__Written problem__
Repeat the material below exactly, line for line.

++++

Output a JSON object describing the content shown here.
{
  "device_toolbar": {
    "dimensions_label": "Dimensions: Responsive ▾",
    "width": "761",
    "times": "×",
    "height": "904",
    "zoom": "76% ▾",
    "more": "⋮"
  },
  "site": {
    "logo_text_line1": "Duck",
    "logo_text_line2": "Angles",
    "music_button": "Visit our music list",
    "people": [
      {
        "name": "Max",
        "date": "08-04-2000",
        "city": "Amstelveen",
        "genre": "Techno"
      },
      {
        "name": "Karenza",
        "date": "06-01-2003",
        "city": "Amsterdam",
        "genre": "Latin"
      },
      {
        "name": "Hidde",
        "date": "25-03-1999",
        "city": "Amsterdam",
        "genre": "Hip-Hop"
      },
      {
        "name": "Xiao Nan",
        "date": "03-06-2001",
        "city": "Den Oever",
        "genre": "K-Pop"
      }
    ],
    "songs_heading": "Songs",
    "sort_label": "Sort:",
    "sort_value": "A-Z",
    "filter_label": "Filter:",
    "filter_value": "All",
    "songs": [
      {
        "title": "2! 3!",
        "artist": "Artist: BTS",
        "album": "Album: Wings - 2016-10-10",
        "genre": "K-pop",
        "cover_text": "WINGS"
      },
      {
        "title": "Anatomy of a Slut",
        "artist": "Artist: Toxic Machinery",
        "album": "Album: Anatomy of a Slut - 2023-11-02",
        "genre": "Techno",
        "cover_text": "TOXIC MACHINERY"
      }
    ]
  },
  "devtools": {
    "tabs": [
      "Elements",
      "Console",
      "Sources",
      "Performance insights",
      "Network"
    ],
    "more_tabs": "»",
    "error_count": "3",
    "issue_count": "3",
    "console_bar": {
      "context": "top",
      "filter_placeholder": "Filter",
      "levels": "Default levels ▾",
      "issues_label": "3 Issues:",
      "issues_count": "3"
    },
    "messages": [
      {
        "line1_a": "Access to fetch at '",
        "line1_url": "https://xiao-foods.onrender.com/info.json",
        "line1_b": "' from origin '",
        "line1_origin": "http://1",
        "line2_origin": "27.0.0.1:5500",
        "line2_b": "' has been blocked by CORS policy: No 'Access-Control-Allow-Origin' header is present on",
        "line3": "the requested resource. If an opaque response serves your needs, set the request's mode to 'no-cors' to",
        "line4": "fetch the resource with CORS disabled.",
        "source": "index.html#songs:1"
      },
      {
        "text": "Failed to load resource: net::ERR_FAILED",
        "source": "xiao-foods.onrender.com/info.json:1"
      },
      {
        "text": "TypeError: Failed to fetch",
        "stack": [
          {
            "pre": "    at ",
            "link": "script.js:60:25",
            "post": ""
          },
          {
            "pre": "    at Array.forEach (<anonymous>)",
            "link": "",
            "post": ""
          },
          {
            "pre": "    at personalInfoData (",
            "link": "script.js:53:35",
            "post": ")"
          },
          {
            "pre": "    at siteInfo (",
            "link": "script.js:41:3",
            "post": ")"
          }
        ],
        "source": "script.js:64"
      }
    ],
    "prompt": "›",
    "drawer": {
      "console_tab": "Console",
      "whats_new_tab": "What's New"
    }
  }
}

++++

__Exercise solution__
Output a JSON object describing the content shown here.
{
  "device_toolbar": {
    "dimensions_label": "Dimensions: Responsive ▾",
    "width": "761",
    "times": "×",
    "height": "904",
    "zoom": "76% ▾",
    "more": "⋮"
  },
  "site": {
    "logo_text_line1": "Duck",
    "logo_text_line2": "Angles",
    "music_button": "Visit our music list",
    "people": [
      {
        "name": "Max",
        "date": "08-04-2000",
        "city": "Amstelveen",
        "genre": "Techno"
      },
      {
        "name": "Karenza",
        "date": "06-01-2003",
        "city": "Amsterdam",
        "genre": "Latin"
      },
      {
        "name": "Hidde",
        "date": "25-03-1999",
        "city": "Amsterdam",
        "genre": "Hip-Hop"
      },
      {
        "name": "Xiao Nan",
        "date": "03-06-2001",
        "city": "Den Oever",
        "genre": "K-Pop"
      }
    ],
    "songs_heading": "Songs",
    "sort_label": "Sort:",
    "sort_value": "A-Z",
    "filter_label": "Filter:",
    "filter_value": "All",
    "songs": [
      {
        "title": "2! 3!",
        "artist": "Artist: BTS",
        "album": "Album: Wings - 2016-10-10",
        "genre": "K-pop",
        "cover_text": "WINGS"
      },
      {
        "title": "Anatomy of a Slut",
        "artist": "Artist: Toxic Machinery",
        "album": "Album: Anatomy of a Slut - 2023-11-02",
        "genre": "Techno",
        "cover_text": "TOXIC MACHINERY"
      }
    ]
  },
  "devtools": {
    "tabs": [
      "Elements",
      "Console",
      "Sources",
      "Performance insights",
      "Network"
    ],
    "more_tabs": "»",
    "error_count": "3",
    "issue_count": "3",
    "console_bar": {
      "context": "top",
      "filter_placeholder": "Filter",
      "levels": "Default levels ▾",
      "issues_label": "3 Issues:",
      "issues_count": "3"
    },
    "messages": [
      {
        "line1_a": "Access to fetch at '",
        "line1_url": "https://xiao-foods.onrender.com/info.json",
        "line1_b": "' from origin '",
        "line1_origin": "http://1",
        "line2_origin": "27.0.0.1:5500",
        "line2_b": "' has been blocked by CORS policy: No 'Access-Control-Allow-Origin' header is present on",
        "line3": "the requested resource. If an opaque response serves your needs, set the request's mode to 'no-cors' to",
        "line4": "fetch the resource with CORS disabled.",
        "source": "index.html#songs:1"
      },
      {
        "text": "Failed to load resource: net::ERR_FAILED",
        "source": "xiao-foods.onrender.com/info.json:1"
      },
      {
        "text": "TypeError: Failed to fetch",
        "stack": [
          {
            "pre": "    at ",
            "link": "script.js:60:25",
            "post": ""
          },
          {
            "pre": "    at Array.forEach (<anonymous>)",
            "link": "",
            "post": ""
          },
          {
            "pre": "    at personalInfoData (",
            "link": "script.js:53:35",
            "post": ")"
          },
          {
            "pre": "    at siteInfo (",
            "link": "script.js:41:3",
            "post": ")"
          }
        ],
        "source": "script.js:64"
      }
    ],
    "prompt": "›",
    "drawer": {
      "console_tab": "Console",
      "whats_new_tab": "What's New"
    }
  }
}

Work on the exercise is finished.